### PROMPT
Gather up all lines that carry the word "JSON".

----------

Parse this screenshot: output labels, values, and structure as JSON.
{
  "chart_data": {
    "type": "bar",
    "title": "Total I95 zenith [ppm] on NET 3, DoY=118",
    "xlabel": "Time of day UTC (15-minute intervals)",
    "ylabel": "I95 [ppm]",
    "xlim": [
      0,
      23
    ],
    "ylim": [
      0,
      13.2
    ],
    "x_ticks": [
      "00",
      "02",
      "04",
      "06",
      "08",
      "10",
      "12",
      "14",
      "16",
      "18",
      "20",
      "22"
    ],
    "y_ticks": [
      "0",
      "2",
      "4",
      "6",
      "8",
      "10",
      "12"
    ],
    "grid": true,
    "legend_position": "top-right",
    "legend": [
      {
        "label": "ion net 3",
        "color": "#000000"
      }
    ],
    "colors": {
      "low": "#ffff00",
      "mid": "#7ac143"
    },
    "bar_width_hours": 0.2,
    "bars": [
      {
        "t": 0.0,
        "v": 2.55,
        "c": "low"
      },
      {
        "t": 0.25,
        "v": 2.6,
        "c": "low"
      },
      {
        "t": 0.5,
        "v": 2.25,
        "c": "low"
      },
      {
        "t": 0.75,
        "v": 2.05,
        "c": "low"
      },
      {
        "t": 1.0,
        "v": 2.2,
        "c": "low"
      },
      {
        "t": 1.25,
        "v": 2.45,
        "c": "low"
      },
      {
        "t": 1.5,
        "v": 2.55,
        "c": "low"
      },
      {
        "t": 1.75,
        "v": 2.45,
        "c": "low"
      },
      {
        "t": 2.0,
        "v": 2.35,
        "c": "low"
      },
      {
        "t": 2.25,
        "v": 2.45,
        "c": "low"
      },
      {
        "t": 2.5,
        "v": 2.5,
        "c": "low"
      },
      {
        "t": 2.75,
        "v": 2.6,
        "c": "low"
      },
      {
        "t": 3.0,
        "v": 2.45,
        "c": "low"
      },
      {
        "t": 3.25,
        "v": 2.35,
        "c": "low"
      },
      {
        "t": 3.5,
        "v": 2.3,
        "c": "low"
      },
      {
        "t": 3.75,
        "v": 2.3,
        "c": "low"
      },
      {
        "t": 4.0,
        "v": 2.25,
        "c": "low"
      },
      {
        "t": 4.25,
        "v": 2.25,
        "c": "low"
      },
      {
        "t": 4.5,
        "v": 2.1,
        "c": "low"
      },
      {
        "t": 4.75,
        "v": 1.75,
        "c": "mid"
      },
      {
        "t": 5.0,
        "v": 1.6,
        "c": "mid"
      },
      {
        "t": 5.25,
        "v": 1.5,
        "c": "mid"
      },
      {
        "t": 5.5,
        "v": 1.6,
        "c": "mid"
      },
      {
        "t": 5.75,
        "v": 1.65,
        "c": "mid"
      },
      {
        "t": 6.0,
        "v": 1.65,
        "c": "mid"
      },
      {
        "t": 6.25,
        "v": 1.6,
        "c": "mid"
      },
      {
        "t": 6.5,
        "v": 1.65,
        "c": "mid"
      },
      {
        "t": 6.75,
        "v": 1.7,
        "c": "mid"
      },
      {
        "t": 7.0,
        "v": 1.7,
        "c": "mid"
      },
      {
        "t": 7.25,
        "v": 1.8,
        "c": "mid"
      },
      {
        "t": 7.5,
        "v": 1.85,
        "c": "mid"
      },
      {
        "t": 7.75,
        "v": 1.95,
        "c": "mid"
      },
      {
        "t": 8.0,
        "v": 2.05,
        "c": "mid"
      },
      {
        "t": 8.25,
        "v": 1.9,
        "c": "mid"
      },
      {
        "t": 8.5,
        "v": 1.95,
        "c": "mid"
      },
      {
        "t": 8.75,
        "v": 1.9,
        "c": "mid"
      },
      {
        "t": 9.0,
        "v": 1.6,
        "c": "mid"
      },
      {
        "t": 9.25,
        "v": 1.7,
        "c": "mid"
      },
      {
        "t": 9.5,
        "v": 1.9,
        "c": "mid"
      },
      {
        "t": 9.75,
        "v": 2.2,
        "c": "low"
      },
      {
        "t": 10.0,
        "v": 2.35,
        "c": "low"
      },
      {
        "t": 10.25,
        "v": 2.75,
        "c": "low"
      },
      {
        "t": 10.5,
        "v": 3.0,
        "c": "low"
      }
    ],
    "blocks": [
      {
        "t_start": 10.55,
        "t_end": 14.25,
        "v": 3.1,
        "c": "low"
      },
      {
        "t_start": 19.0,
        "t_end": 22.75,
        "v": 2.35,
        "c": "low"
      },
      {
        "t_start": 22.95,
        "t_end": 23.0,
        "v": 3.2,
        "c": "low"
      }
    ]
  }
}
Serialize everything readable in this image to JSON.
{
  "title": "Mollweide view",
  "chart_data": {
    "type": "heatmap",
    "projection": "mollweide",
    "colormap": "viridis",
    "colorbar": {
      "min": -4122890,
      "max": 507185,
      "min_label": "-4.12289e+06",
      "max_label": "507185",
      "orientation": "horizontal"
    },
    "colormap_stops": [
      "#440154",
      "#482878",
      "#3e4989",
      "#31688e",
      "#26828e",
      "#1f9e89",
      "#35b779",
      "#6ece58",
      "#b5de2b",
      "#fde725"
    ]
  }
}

----------

### SOLUTION FOR THIS PROBLEM
Parse this screenshot: output labels, values, and structure as JSON.
Serialize everything readable in this image to JSON.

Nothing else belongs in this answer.